▸ **EXERCISE**: Write out the material exactly. Do not include the pictures.
★ ★ ★ ★
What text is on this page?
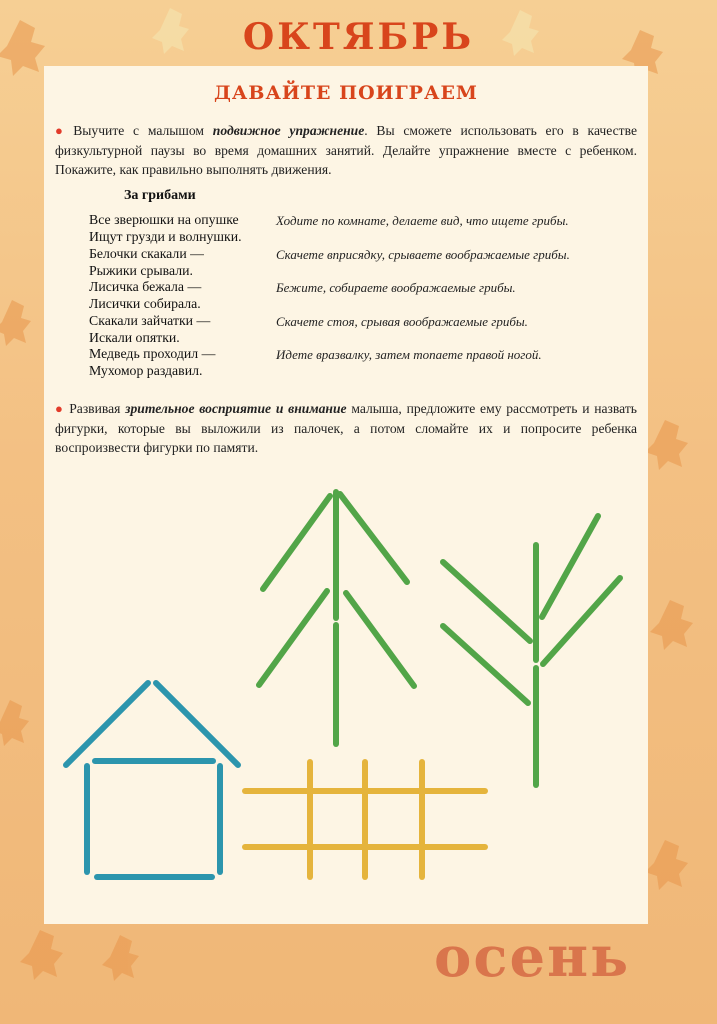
ОКТЯБРЬ
ДАВАЙТЕ ПОИГРАЕМ
● Выучите с малышом подвижное упражнение. Вы сможете использовать его в качестве физкультурной паузы во время домашних занятий. Делайте упражнение вместе с ребенком. Покажите, как правильно выполнять движения.
За грибами
Все зверюшки на опушке
Ищут грузди и волнушки.
Ходите по комнате, делаете вид, что ищете грибы.
Белочки скакали —
Рыжики срывали.
Скачете вприсядку, срываете воображаемые грибы.
Лисичка бежала —
Лисички собирала.
Бежите, собираете воображаемые грибы.
Скакали зайчатки —
Искали опятки.
Скачете стоя, срывая воображаемые грибы.
Медведь проходил —
Мухомор раздавил.
Идете вразвалку, затем топаете правой ногой.
● Развивая зрительное восприятие и внимание малыша, предложите ему рассмотреть и назвать фигурки, которые вы выложили из палочек, а потом сломайте их и попросите ребенка воспроизвести фигурки по памяти.
осень
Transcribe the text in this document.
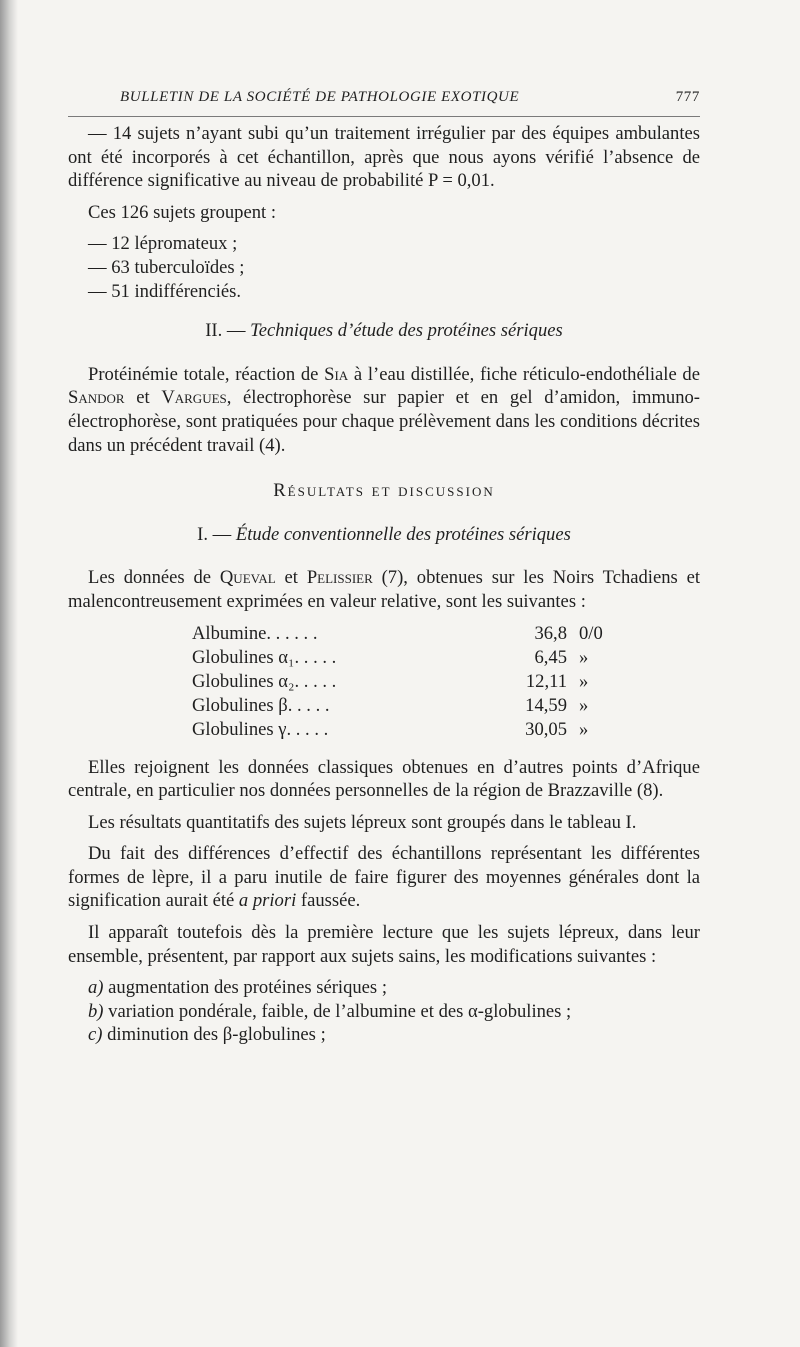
BULLETIN DE LA SOCIÉTÉ DE PATHOLOGIE EXOTIQUE	777

— 14 sujets n’ayant subi qu’un traitement irrégulier par des équipes ambulantes ont été incorporés à cet échantillon, après que nous ayons vérifié l’absence de différence significative au niveau de probabilité P = 0,01.

Ces 126 sujets groupent :

— 12 lépromateux ;
— 63 tuberculoïdes ;
— 51 indifférenciés.
II. — Techniques d’étude des protéines sériques

Protéinémie totale, réaction de Sia à l’eau distillée, fiche réticulo-endothéliale de Sandor et Vargues, électrophorèse sur papier et en gel d’amidon, immuno-électrophorèse, sont pratiquées pour chaque prélèvement dans les conditions décrites dans un précédent travail (4).

Résultats et discussion
I. — Étude conventionnelle des protéines sériques

Les données de Queval et Pelissier (7), obtenues sur les Noirs Tchadiens et malencontreusement exprimées en valeur relative, sont les suivantes :

Albumine. . . . . .	36,8	0/0
Globulines α₁. . . . .	6,45	»
Globulines α₂. . . . .	12,11	»
Globulines β. . . . .	14,59	»
Globulines γ. . . . .	30,05	»

Elles rejoignent les données classiques obtenues en d’autres points d’Afrique centrale, en particulier nos données personnelles de la région de Brazzaville (8).

Les résultats quantitatifs des sujets lépreux sont groupés dans le tableau I.

Du fait des différences d’effectif des échantillons représentant les différentes formes de lèpre, il a paru inutile de faire figurer des moyennes générales dont la signification aurait été a priori faussée.

Il apparaît toutefois dès la première lecture que les sujets lépreux, dans leur ensemble, présentent, par rapport aux sujets sains, les modifications suivantes :

a) augmentation des protéines sériques ;
b) variation pondérale, faible, de l’albumine et des α-globulines ;
c) diminution des β-globulines ;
★ ★ ★ ★
▸ **THE COMPLETED TASK**:
What text is on this page?
ОКТЯБРЬ
ДАВАЙТЕ ПОИГРАЕМ
● Выучите с малышом подвижное упражнение. Вы сможете использовать его в качестве физкультурной паузы во время домашних занятий. Делайте упражнение вместе с ребенком. Покажите, как правильно выполнять движения.
За грибами
Все зверюшки на опушке
Ищут грузди и волнушки.
Ходите по комнате, делаете вид, что ищете грибы.
Белочки скакали —
Рыжики срывали.
Скачете вприсядку, срываете воображаемые грибы.
Лисичка бежала —
Лисички собирала.
Бежите, собираете воображаемые грибы.
Скакали зайчатки —
Искали опятки.
Скачете стоя, срывая воображаемые грибы.
Медведь проходил —
Мухомор раздавил.
Идете вразвалку, затем топаете правой ногой.
● Развивая зрительное восприятие и внимание малыша, предложите ему рассмотреть и назвать фигурки, которые вы выложили из палочек, а потом сломайте их и попросите ребенка воспроизвести фигурки по памяти.
осень
Transcribe the text in this document.
BULLETIN DE LA SOCIÉTÉ DE PATHOLOGIE EXOTIQUE	777

— 14 sujets n’ayant subi qu’un traitement irrégulier par des équipes ambulantes ont été incorporés à cet échantillon, après que nous ayons vérifié l’absence de différence significative au niveau de probabilité P = 0,01.

Ces 126 sujets groupent :

— 12 lépromateux ;
— 63 tuberculoïdes ;
— 51 indifférenciés.
II. — Techniques d’étude des protéines sériques

Protéinémie totale, réaction de Sia à l’eau distillée, fiche réticulo-endothéliale de Sandor et Vargues, électrophorèse sur papier et en gel d’amidon, immuno-électrophorèse, sont pratiquées pour chaque prélèvement dans les conditions décrites dans un précédent travail (4).

Résultats et discussion
I. — Étude conventionnelle des protéines sériques

Les données de Queval et Pelissier (7), obtenues sur les Noirs Tchadiens et malencontreusement exprimées en valeur relative, sont les suivantes :

Albumine. . . . . .	36,8	0/0
Globulines α₁. . . . .	6,45	»
Globulines α₂. . . . .	12,11	»
Globulines β. . . . .	14,59	»
Globulines γ. . . . .	30,05	»

Elles rejoignent les données classiques obtenues en d’autres points d’Afrique centrale, en particulier nos données personnelles de la région de Brazzaville (8).

Les résultats quantitatifs des sujets lépreux sont groupés dans le tableau I.

Du fait des différences d’effectif des échantillons représentant les différentes formes de lèpre, il a paru inutile de faire figurer des moyennes générales dont la signification aurait été a priori faussée.

Il apparaît toutefois dès la première lecture que les sujets lépreux, dans leur ensemble, présentent, par rapport aux sujets sains, les modifications suivantes :

a) augmentation des protéines sériques ;
b) variation pondérale, faible, de l’albumine et des α-globulines ;
c) diminution des β-globulines ;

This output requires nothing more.